# DATASET CONTENT
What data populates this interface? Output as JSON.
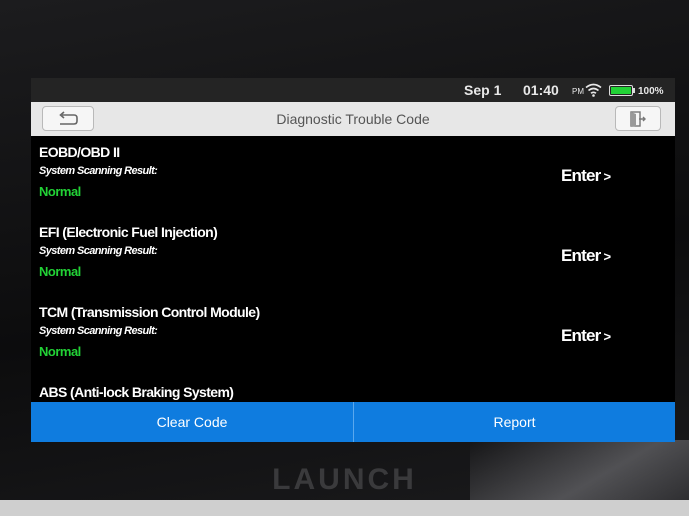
{
  "status_bar": {
    "date": "Sep 1",
    "time": "01:40",
    "ampm": "PM",
    "battery": "100%",
    "battery_color": "#22d236"
  },
  "header": {
    "title": "Diagnostic Trouble Code",
    "back_icon": "back-arrow-icon",
    "exit_icon": "exit-door-icon"
  },
  "systems": [
    {
      "name": "EOBD/OBD II",
      "subtitle": "System Scanning Result:",
      "status": "Normal",
      "action": "Enter"
    },
    {
      "name": "EFI (Electronic Fuel Injection)",
      "subtitle": "System Scanning Result:",
      "status": "Normal",
      "action": "Enter"
    },
    {
      "name": "TCM (Transmission Control Module)",
      "subtitle": "System Scanning Result:",
      "status": "Normal",
      "action": "Enter"
    },
    {
      "name": "ABS (Anti-lock Braking System)"
    }
  ],
  "footer": {
    "clear_code": "Clear Code",
    "report": "Report"
  },
  "brand": "LAUNCH",
  "colors": {
    "accent": "#0f7cdf",
    "status_ok": "#22d236"
  }
}
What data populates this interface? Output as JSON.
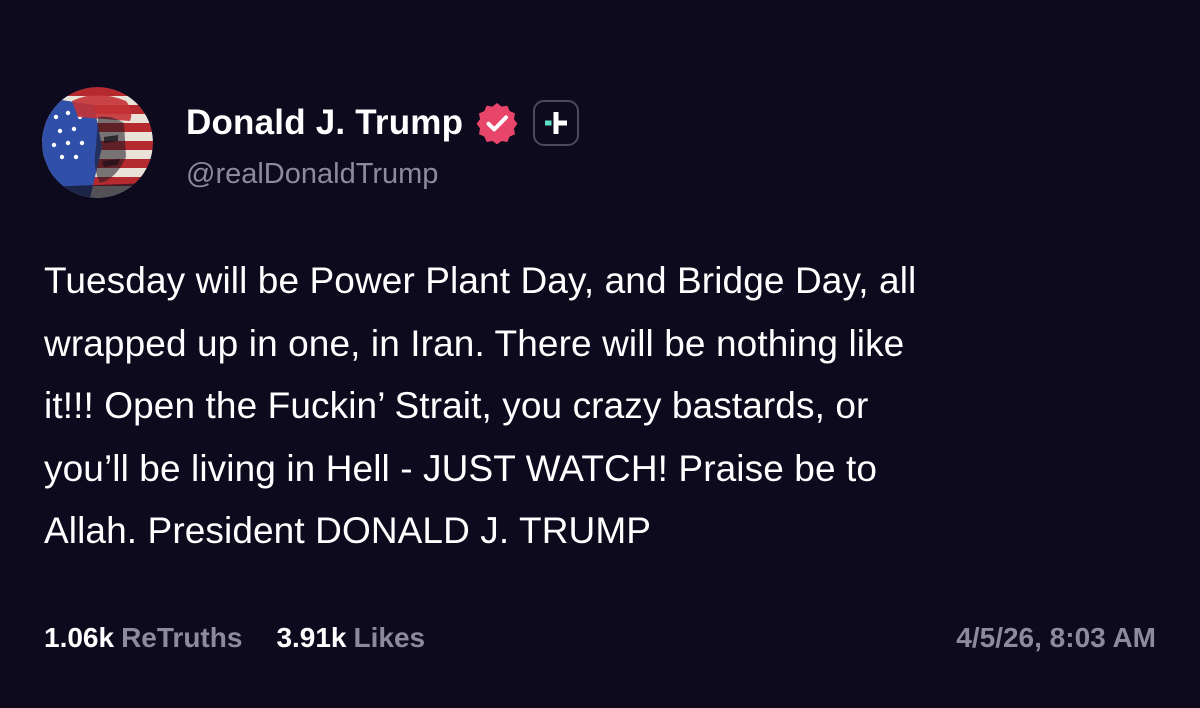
{
  "author": {
    "display_name": "Donald J. Trump",
    "username": "@realDonaldTrump",
    "verified_icon": "verified-badge-icon",
    "follow_icon": "plus-icon"
  },
  "post": {
    "lines": [
      "Tuesday will be Power Plant Day, and Bridge Day, all",
      "wrapped up in one, in Iran. There will be nothing like",
      "it!!! Open the Fuckin’ Strait, you crazy bastards, or",
      "you’ll be living in Hell - JUST WATCH! Praise be to",
      "Allah. President DONALD J. TRUMP"
    ]
  },
  "stats": {
    "retruths_count": "1.06k",
    "retruths_label": "ReTruths",
    "likes_count": "3.91k",
    "likes_label": "Likes"
  },
  "timestamp": "4/5/26, 8:03 AM",
  "colors": {
    "background": "#0c0a1c",
    "verified_badge": "#e8456b",
    "follow_accent": "#5de0c6",
    "muted_text": "#8c8a9c"
  }
}
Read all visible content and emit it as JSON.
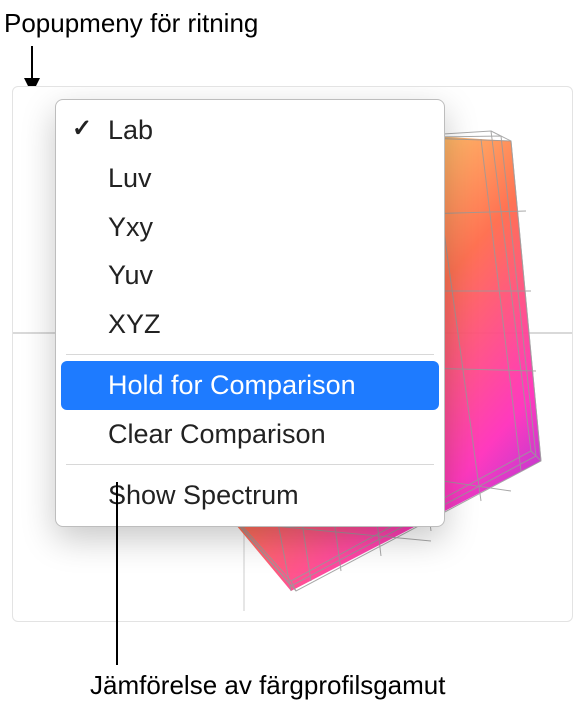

# WHAT TO DO
Write out every line above exactly as it is, leaving out the pictures.

# WRITTEN ANSWER
What data populates this interface? Output as JSON.
{
  "status_bar": {
    "date": "Sep 1",
    "time": "01:40",
    "ampm": "PM",
    "battery": "100%",
    "battery_color": "#22d236"
  },
  "header": {
    "title": "Diagnostic Trouble Code",
    "back_icon": "back-arrow-icon",
    "exit_icon": "exit-door-icon"
  },
  "systems": [
    {
      "name": "EOBD/OBD II",
      "subtitle": "System Scanning Result:",
      "status": "Normal",
      "action": "Enter"
    },
    {
      "name": "EFI (Electronic Fuel Injection)",
      "subtitle": "System Scanning Result:",
      "status": "Normal",
      "action": "Enter"
    },
    {
      "name": "TCM (Transmission Control Module)",
      "subtitle": "System Scanning Result:",
      "status": "Normal",
      "action": "Enter"
    },
    {
      "name": "ABS (Anti-lock Braking System)"
    }
  ],
  "footer": {
    "clear_code": "Clear Code",
    "report": "Report"
  },
  "brand": "LAUNCH",
  "colors": {
    "accent": "#0f7cdf",
    "status_ok": "#22d236"
  }
}
What data populates this interface? Output as JSON.
{
  "author": {
    "display_name": "Donald J. Trump",
    "username": "@realDonaldTrump",
    "verified_icon": "verified-badge-icon",
    "follow_icon": "plus-icon"
  },
  "post": {
    "lines": [
      "Tuesday will be Power Plant Day, and Bridge Day, all",
      "wrapped up in one, in Iran. There will be nothing like",
      "it!!! Open the Fuckin’ Strait, you crazy bastards, or",
      "you’ll be living in Hell - JUST WATCH! Praise be to",
      "Allah. President DONALD J. TRUMP"
    ]
  },
  "stats": {
    "retruths_count": "1.06k",
    "retruths_label": "ReTruths",
    "likes_count": "3.91k",
    "likes_label": "Likes"
  },
  "timestamp": "4/5/26, 8:03 AM",
  "colors": {
    "background": "#0c0a1c",
    "verified_badge": "#e8456b",
    "follow_accent": "#5de0c6",
    "muted_text": "#8c8a9c"
  }
}
Read all visible content and emit it as JSON.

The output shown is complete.